* Objective *
Read the data and repeat it in full, exactly.

* Information provided *
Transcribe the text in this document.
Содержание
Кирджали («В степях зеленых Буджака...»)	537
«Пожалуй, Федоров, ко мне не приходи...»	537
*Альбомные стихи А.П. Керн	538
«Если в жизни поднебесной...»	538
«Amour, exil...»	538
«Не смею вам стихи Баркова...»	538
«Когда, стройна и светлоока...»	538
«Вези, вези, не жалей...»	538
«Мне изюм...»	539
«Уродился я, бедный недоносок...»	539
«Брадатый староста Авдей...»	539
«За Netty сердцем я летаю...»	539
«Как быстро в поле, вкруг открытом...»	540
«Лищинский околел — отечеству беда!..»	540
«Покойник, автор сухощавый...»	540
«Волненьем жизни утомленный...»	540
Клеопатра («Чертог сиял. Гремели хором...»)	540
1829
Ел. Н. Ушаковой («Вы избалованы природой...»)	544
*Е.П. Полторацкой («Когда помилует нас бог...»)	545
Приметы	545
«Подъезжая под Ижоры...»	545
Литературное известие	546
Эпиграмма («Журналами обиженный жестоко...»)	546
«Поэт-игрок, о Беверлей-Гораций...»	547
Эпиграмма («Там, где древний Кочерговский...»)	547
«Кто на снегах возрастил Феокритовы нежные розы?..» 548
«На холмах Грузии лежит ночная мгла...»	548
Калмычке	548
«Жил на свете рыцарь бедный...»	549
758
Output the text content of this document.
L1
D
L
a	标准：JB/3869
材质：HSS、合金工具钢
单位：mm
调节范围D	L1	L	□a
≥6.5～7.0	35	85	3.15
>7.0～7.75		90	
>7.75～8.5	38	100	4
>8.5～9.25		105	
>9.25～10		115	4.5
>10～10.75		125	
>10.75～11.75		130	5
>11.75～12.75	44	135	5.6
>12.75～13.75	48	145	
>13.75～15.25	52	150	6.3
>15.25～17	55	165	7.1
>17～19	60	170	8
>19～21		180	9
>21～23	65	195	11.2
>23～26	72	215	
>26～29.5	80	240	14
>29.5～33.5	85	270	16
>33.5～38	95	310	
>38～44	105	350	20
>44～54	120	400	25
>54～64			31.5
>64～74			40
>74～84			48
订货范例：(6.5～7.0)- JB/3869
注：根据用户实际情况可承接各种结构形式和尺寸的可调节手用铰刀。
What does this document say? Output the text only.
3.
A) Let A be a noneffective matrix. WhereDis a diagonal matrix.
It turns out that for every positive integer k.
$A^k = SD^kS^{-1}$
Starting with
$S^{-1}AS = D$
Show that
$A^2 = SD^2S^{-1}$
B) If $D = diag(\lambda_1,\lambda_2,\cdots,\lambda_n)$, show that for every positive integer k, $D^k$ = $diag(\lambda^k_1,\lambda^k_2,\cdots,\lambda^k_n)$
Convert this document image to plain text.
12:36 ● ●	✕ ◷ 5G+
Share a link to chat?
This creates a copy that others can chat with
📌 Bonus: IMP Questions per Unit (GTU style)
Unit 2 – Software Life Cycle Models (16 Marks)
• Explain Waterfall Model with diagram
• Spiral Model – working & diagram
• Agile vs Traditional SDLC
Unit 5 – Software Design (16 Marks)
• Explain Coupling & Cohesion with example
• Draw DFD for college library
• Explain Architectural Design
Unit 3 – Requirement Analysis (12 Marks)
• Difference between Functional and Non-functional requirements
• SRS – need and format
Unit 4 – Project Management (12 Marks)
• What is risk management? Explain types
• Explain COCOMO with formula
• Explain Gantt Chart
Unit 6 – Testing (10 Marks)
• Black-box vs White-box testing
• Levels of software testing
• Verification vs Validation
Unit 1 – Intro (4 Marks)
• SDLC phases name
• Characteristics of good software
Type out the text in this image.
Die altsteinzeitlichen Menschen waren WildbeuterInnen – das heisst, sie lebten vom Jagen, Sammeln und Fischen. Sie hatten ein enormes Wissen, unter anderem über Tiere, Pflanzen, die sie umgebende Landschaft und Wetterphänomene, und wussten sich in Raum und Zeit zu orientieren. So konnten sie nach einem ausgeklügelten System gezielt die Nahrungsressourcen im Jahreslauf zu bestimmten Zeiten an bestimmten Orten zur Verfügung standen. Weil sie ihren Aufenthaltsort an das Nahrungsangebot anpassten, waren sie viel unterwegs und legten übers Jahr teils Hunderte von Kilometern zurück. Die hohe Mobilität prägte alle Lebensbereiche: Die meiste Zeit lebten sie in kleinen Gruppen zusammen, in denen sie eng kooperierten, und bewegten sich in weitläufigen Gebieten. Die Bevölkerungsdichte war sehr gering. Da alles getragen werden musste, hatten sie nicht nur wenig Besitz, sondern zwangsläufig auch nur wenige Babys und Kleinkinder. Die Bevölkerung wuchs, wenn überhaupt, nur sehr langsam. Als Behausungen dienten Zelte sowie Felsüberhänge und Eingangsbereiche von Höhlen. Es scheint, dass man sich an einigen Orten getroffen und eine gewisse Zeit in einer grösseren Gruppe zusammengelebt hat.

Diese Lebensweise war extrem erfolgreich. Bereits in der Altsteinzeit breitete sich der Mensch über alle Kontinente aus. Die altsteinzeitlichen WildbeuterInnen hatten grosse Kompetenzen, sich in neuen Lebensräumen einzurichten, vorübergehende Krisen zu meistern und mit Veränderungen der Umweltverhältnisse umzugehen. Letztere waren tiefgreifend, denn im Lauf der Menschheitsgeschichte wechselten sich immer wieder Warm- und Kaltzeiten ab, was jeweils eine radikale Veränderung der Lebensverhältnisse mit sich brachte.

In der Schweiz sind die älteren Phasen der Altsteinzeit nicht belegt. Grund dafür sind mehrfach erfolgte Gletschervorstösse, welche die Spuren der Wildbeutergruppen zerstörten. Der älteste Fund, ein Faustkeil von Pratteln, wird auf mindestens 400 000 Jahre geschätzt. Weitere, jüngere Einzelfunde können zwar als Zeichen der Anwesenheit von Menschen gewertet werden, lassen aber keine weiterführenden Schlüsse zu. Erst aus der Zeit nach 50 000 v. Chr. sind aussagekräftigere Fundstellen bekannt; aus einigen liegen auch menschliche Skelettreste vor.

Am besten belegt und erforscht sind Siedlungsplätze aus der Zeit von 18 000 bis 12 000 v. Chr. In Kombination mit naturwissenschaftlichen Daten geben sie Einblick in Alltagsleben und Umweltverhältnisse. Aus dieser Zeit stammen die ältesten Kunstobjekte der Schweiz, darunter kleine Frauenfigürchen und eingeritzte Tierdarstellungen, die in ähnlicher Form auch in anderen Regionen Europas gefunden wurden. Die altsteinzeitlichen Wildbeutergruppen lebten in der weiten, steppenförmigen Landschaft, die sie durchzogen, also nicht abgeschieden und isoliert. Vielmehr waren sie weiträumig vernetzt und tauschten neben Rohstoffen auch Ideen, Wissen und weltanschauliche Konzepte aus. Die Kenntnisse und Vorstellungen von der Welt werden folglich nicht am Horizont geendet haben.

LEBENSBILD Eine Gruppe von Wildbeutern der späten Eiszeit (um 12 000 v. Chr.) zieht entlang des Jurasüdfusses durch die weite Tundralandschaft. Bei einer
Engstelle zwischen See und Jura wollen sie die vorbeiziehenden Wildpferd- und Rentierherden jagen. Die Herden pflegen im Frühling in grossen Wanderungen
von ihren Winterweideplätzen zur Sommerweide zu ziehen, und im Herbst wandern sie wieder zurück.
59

* Exercise solution *
Transcribe the text in this document.
Содержание
Кирджали («В степях зеленых Буджака...»)	537
«Пожалуй, Федоров, ко мне не приходи...»	537
*Альбомные стихи А.П. Керн	538
«Если в жизни поднебесной...»	538
«Amour, exil...»	538
«Не смею вам стихи Баркова...»	538
«Когда, стройна и светлоока...»	538
«Вези, вези, не жалей...»	538
«Мне изюм...»	539
«Уродился я, бедный недоносок...»	539
«Брадатый староста Авдей...»	539
«За Netty сердцем я летаю...»	539
«Как быстро в поле, вкруг открытом...»	540
«Лищинский околел — отечеству беда!..»	540
«Покойник, автор сухощавый...»	540
«Волненьем жизни утомленный...»	540
Клеопатра («Чертог сиял. Гремели хором...»)	540
1829
Ел. Н. Ушаковой («Вы избалованы природой...»)	544
*Е.П. Полторацкой («Когда помилует нас бог...»)	545
Приметы	545
«Подъезжая под Ижоры...»	545
Литературное известие	546
Эпиграмма («Журналами обиженный жестоко...»)	546
«Поэт-игрок, о Беверлей-Гораций...»	547
Эпиграмма («Там, где древний Кочерговский...»)	547
«Кто на снегах возрастил Феокритовы нежные розы?..» 548
«На холмах Грузии лежит ночная мгла...»	548
Калмычке	548
«Жил на свете рыцарь бедный...»	549
758
Output the text content of this document.
L1
D
L
a	标准：JB/3869
材质：HSS、合金工具钢
单位：mm
调节范围D	L1	L	□a
≥6.5～7.0	35	85	3.15
>7.0～7.75		90	
>7.75～8.5	38	100	4
>8.5～9.25		105	
>9.25～10		115	4.5
>10～10.75		125	
>10.75～11.75		130	5
>11.75～12.75	44	135	5.6
>12.75～13.75	48	145	
>13.75～15.25	52	150	6.3
>15.25～17	55	165	7.1
>17～19	60	170	8
>19～21		180	9
>21～23	65	195	11.2
>23～26	72	215	
>26～29.5	80	240	14
>29.5～33.5	85	270	16
>33.5～38	95	310	
>38～44	105	350	20
>44～54	120	400	25
>54～64			31.5
>64～74			40
>74～84			48
订货范例：(6.5～7.0)- JB/3869
注：根据用户实际情况可承接各种结构形式和尺寸的可调节手用铰刀。
What does this document say? Output the text only.
3.
A) Let A be a noneffective matrix. WhereDis a diagonal matrix.
It turns out that for every positive integer k.
$A^k = SD^kS^{-1}$
Starting with
$S^{-1}AS = D$
Show that
$A^2 = SD^2S^{-1}$
B) If $D = diag(\lambda_1,\lambda_2,\cdots,\lambda_n)$, show that for every positive integer k, $D^k$ = $diag(\lambda^k_1,\lambda^k_2,\cdots,\lambda^k_n)$
Convert this document image to plain text.
12:36 ● ●	✕ ◷ 5G+
Share a link to chat?
This creates a copy that others can chat with
📌 Bonus: IMP Questions per Unit (GTU style)
Unit 2 – Software Life Cycle Models (16 Marks)
• Explain Waterfall Model with diagram
• Spiral Model – working & diagram
• Agile vs Traditional SDLC
Unit 5 – Software Design (16 Marks)
• Explain Coupling & Cohesion with example
• Draw DFD for college library
• Explain Architectural Design
Unit 3 – Requirement Analysis (12 Marks)
• Difference between Functional and Non-functional requirements
• SRS – need and format
Unit 4 – Project Management (12 Marks)
• What is risk management? Explain types
• Explain COCOMO with formula
• Explain Gantt Chart
Unit 6 – Testing (10 Marks)
• Black-box vs White-box testing
• Levels of software testing
• Verification vs Validation
Unit 1 – Intro (4 Marks)
• SDLC phases name
• Characteristics of good software
Type out the text in this image.
Die altsteinzeitlichen Menschen waren WildbeuterInnen – das heisst, sie lebten vom Jagen, Sammeln und Fischen. Sie hatten ein enormes Wissen, unter anderem über Tiere, Pflanzen, die sie umgebende Landschaft und Wetterphänomene, und wussten sich in Raum und Zeit zu orientieren. So konnten sie nach einem ausgeklügelten System gezielt die Nahrungsressourcen im Jahreslauf zu bestimmten Zeiten an bestimmten Orten zur Verfügung standen. Weil sie ihren Aufenthaltsort an das Nahrungsangebot anpassten, waren sie viel unterwegs und legten übers Jahr teils Hunderte von Kilometern zurück. Die hohe Mobilität prägte alle Lebensbereiche: Die meiste Zeit lebten sie in kleinen Gruppen zusammen, in denen sie eng kooperierten, und bewegten sich in weitläufigen Gebieten. Die Bevölkerungsdichte war sehr gering. Da alles getragen werden musste, hatten sie nicht nur wenig Besitz, sondern zwangsläufig auch nur wenige Babys und Kleinkinder. Die Bevölkerung wuchs, wenn überhaupt, nur sehr langsam. Als Behausungen dienten Zelte sowie Felsüberhänge und Eingangsbereiche von Höhlen. Es scheint, dass man sich an einigen Orten getroffen und eine gewisse Zeit in einer grösseren Gruppe zusammengelebt hat.

Diese Lebensweise war extrem erfolgreich. Bereits in der Altsteinzeit breitete sich der Mensch über alle Kontinente aus. Die altsteinzeitlichen WildbeuterInnen hatten grosse Kompetenzen, sich in neuen Lebensräumen einzurichten, vorübergehende Krisen zu meistern und mit Veränderungen der Umweltverhältnisse umzugehen. Letztere waren tiefgreifend, denn im Lauf der Menschheitsgeschichte wechselten sich immer wieder Warm- und Kaltzeiten ab, was jeweils eine radikale Veränderung der Lebensverhältnisse mit sich brachte.

In der Schweiz sind die älteren Phasen der Altsteinzeit nicht belegt. Grund dafür sind mehrfach erfolgte Gletschervorstösse, welche die Spuren der Wildbeutergruppen zerstörten. Der älteste Fund, ein Faustkeil von Pratteln, wird auf mindestens 400 000 Jahre geschätzt. Weitere, jüngere Einzelfunde können zwar als Zeichen der Anwesenheit von Menschen gewertet werden, lassen aber keine weiterführenden Schlüsse zu. Erst aus der Zeit nach 50 000 v. Chr. sind aussagekräftigere Fundstellen bekannt; aus einigen liegen auch menschliche Skelettreste vor.

Am besten belegt und erforscht sind Siedlungsplätze aus der Zeit von 18 000 bis 12 000 v. Chr. In Kombination mit naturwissenschaftlichen Daten geben sie Einblick in Alltagsleben und Umweltverhältnisse. Aus dieser Zeit stammen die ältesten Kunstobjekte der Schweiz, darunter kleine Frauenfigürchen und eingeritzte Tierdarstellungen, die in ähnlicher Form auch in anderen Regionen Europas gefunden wurden. Die altsteinzeitlichen Wildbeutergruppen lebten in der weiten, steppenförmigen Landschaft, die sie durchzogen, also nicht abgeschieden und isoliert. Vielmehr waren sie weiträumig vernetzt und tauschten neben Rohstoffen auch Ideen, Wissen und weltanschauliche Konzepte aus. Die Kenntnisse und Vorstellungen von der Welt werden folglich nicht am Horizont geendet haben.

LEBENSBILD Eine Gruppe von Wildbeutern der späten Eiszeit (um 12 000 v. Chr.) zieht entlang des Jurasüdfusses durch die weite Tundralandschaft. Bei einer
Engstelle zwischen See und Jura wollen sie die vorbeiziehenden Wildpferd- und Rentierherden jagen. Die Herden pflegen im Frühling in grossen Wanderungen
von ihren Winterweideplätzen zur Sommerweide zu ziehen, und im Herbst wandern sie wieder zurück.
59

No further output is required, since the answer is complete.